● **Excerpt to read**:

*-*-*

Similar concepts can be applied to OR_2. The OR_2 output can then be approximated as

$$OR_2(a_k) \approx 2 - 2e^{-s} - se^{-s} \quad (7)$$

The same idea can be extended to higher-degree OR_n, which is shown in Eq. (8)

$$OR_n(a_k) \approx n - \sum_{i=0}^{n-1} \frac{(n - i)s^i}{i!}e^{-s} \quad (8)$$

The backpropagation through a neural network layer using OR_n accumulation is modeled as a normal convolution/linear backward pass (layer_bwd) with an added pointwise function, as is shown in Eq. (9) and (10) where $g_o$ is the output gradient

$$OR_n\text{-layer_bwd}(g_o) = layer_bwd(OR_n\text{-bwd}(g_o)) \quad (9)$$

$$OR_n\text{-bwd}(g_o) = g_o \ast (1 + \sum_{i=0}^{n-1} \frac{s^i}{i!}e^{-s}) \quad (10)$$

Fig. 10 shows the modeling performance of OR_n approximations. 100 inputs are used in the accumulation, each having a stream length of 1024. Our proposed approximation correctly captures the trend of OR_n accumulation. Since the approximation is only a function of normal accumulation sum $S$, it can also be modeled as a single activation function and is efficient to implement during training. Such models are only possible when the OR_n function satisfies the associative property mentioned in Sec. III-A. Consider partial binary accumulation [10] (PB) which also tries to extend the range of SC accumulation. In PB, large accumulations are broken up into multiple groups. Each group uses OR gates for accumulation, and results from different groups are added together using binary adders. Using two kinds of accumulators make PB non-associative, which is demonstrated in Fig. 11. Compared to OR_2 that maintains its accumulation behavior regardless of order of computation, PB has different behaviors depending on how the accumulation is broken up. The output response is very different when the two groups are roughly equal (pb_r) and when the two groups are very different (pb_s). While pb_r behaves similar to OR_2, pb_s barely offers any benefit over OR_1. Given the randomness of neural networks, it is impossible to predict how balanced the groups are, and thus impossible to use a single activation function. This will have profound impact on training performance, as we will show in Sec IV-C.

*-*-*

● **Available data**:

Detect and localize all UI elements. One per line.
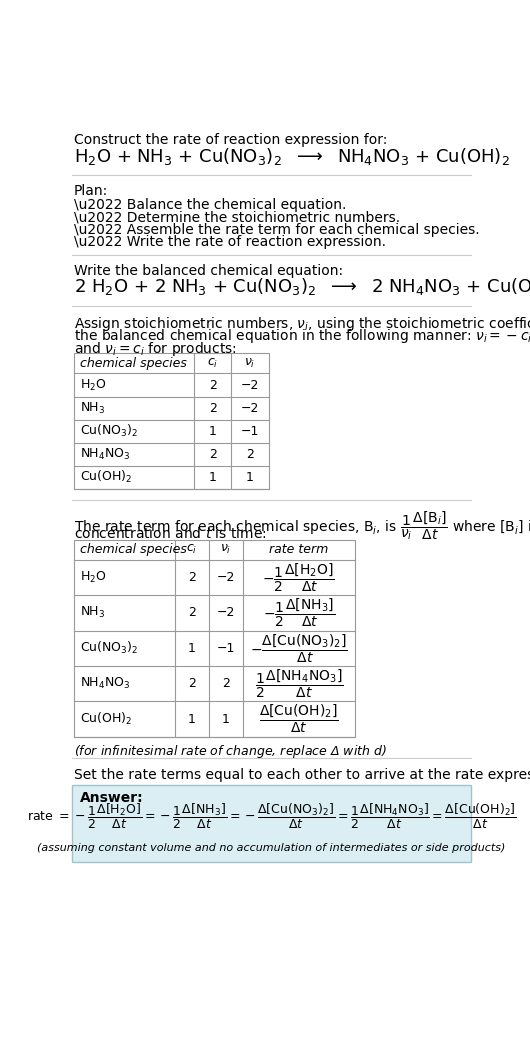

*-*-*

● **To do**:
• 1. Can you return the part of the OR_n accumulation passage above that runs from "Similar concepts can" to "shown in Eq. (8)", copied word for word?
• 2. In the OR_n accumulation passage above, why can't partial binary accumulation be modeled with a single activation function? Answer in one to three sentences.

● **Exercise responses**:
• 1.
Similar concepts can be applied to OR_2. The OR_2 output can then be approximated as

$$OR_2(a_k) \approx 2 - 2e^{-s} - se^{-s} \quad (7)$$

The same idea can be extended to higher-degree OR_n, which is shown in Eq. (8)

• 2. Partial binary accumulation combines two kinds of accumulators: OR gates within each group and binary adders across groups. This makes it non-associative, so its behavior depends on how the accumulation is split into groups. Because the randomness of neural networks makes it impossible to predict how balanced those groups will be, no single activation function can represent it.